Transcription dataset entries:
□ □ □ □ □ □ □

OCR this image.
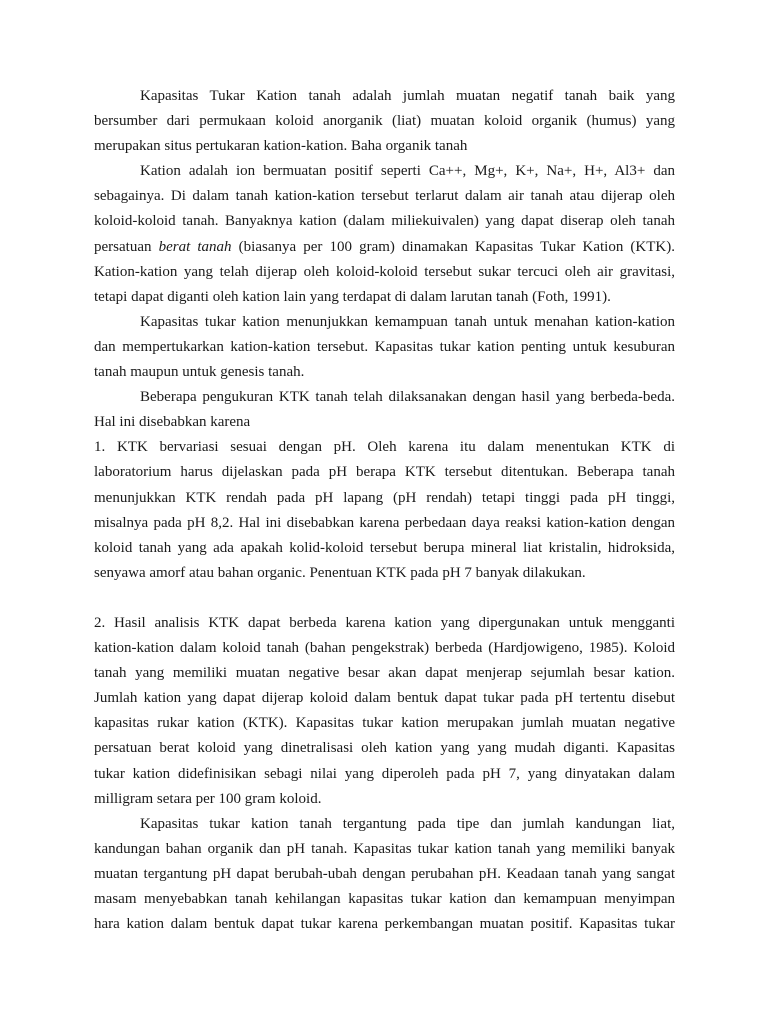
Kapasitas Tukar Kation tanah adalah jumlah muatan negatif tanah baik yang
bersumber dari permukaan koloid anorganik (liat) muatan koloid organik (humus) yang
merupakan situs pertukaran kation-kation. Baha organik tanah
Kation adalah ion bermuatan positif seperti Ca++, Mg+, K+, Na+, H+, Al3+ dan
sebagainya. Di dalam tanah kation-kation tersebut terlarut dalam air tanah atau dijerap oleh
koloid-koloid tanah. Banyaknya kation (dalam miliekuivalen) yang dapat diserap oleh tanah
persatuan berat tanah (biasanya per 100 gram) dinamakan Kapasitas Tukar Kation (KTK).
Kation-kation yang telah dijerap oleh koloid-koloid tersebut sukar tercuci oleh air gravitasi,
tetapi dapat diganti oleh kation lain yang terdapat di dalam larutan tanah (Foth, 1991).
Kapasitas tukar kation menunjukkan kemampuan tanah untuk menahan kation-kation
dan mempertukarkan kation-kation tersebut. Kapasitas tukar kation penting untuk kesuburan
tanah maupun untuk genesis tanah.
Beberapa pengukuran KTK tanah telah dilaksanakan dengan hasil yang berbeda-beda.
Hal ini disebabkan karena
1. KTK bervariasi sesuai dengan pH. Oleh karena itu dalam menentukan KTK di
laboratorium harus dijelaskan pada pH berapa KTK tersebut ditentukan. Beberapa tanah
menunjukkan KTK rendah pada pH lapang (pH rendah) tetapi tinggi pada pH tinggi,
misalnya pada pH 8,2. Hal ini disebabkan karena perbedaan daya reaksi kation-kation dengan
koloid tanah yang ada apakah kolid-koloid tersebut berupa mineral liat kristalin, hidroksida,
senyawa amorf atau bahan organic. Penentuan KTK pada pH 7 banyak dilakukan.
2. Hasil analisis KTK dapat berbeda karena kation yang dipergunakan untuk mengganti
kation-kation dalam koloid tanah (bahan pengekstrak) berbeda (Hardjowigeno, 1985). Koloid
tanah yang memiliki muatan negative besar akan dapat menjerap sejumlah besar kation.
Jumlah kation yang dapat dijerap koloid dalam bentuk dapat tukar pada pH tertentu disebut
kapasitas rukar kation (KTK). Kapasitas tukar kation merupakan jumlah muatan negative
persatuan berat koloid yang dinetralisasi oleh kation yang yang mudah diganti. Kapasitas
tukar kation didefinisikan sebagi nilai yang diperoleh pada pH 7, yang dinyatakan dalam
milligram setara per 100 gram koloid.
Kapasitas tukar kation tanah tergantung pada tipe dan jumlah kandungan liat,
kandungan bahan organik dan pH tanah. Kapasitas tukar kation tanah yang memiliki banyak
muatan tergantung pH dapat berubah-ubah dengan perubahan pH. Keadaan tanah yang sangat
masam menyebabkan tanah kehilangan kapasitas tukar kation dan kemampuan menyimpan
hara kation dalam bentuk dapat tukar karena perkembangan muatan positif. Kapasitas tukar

□ □ □ □ □ □ □

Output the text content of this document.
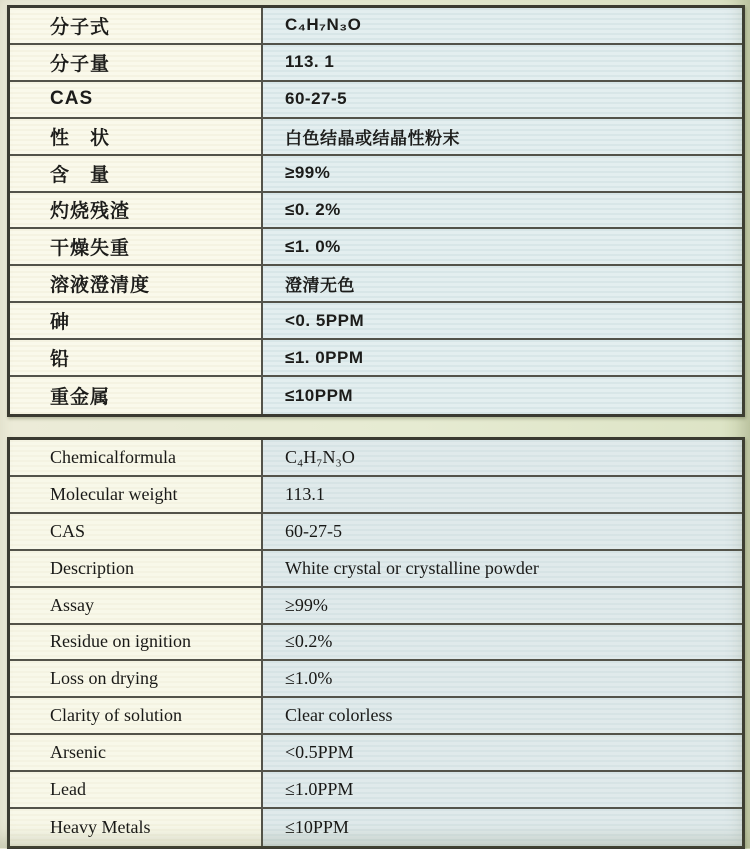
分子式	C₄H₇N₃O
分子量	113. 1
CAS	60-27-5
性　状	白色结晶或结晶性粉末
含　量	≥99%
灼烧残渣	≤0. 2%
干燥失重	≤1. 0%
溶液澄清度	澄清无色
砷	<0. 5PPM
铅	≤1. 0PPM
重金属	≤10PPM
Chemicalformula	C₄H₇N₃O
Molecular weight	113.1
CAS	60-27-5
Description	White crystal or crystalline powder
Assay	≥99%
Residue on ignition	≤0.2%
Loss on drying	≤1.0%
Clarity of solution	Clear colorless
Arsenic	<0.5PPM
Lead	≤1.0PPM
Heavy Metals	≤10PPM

□ □ □ □ □ □ □

Search the entries for "menunjukkan" and copy out each line that has it.

## Solution to the problem
Kapasitas tukar kation menunjukkan kemampuan tanah untuk menahan kation-kation
menunjukkan KTK rendah pada pH lapang (pH rendah) tetapi tinggi pada pH tinggi,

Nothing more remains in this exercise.